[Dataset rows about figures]
* Start *

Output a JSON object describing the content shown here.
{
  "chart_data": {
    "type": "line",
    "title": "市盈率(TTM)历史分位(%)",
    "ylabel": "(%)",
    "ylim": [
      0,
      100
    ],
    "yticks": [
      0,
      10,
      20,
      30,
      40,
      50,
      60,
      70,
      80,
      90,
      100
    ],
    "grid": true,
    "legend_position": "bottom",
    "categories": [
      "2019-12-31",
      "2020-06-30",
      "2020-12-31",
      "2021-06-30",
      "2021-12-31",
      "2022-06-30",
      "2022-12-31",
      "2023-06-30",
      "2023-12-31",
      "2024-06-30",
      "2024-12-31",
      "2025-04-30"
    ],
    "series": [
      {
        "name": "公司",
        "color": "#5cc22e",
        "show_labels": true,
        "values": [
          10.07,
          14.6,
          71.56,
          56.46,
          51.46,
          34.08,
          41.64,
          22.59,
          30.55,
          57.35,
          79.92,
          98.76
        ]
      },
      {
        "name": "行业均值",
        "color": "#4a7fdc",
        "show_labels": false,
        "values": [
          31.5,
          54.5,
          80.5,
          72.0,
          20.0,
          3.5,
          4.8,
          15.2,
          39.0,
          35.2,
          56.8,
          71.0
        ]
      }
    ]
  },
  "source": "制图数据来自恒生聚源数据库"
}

* End *

- **Direction**: Extract all of the data exactly as written.

- **Full response**:
Output a JSON object describing the content shown here.
{
  "chart_data": {
    "type": "line",
    "title": "市盈率(TTM)历史分位(%)",
    "ylabel": "(%)",
    "ylim": [
      0,
      100
    ],
    "yticks": [
      0,
      10,
      20,
      30,
      40,
      50,
      60,
      70,
      80,
      90,
      100
    ],
    "grid": true,
    "legend_position": "bottom",
    "categories": [
      "2019-12-31",
      "2020-06-30",
      "2020-12-31",
      "2021-06-30",
      "2021-12-31",
      "2022-06-30",
      "2022-12-31",
      "2023-06-30",
      "2023-12-31",
      "2024-06-30",
      "2024-12-31",
      "2025-04-30"
    ],
    "series": [
      {
        "name": "公司",
        "color": "#5cc22e",
        "show_labels": true,
        "values": [
          10.07,
          14.6,
          71.56,
          56.46,
          51.46,
          34.08,
          41.64,
          22.59,
          30.55,
          57.35,
          79.92,
          98.76
        ]
      },
      {
        "name": "行业均值",
        "color": "#4a7fdc",
        "show_labels": false,
        "values": [
          31.5,
          54.5,
          80.5,
          72.0,
          20.0,
          3.5,
          4.8,
          15.2,
          39.0,
          35.2,
          56.8,
          71.0
        ]
      }
    ]
  },
  "source": "制图数据来自恒生聚源数据库"
}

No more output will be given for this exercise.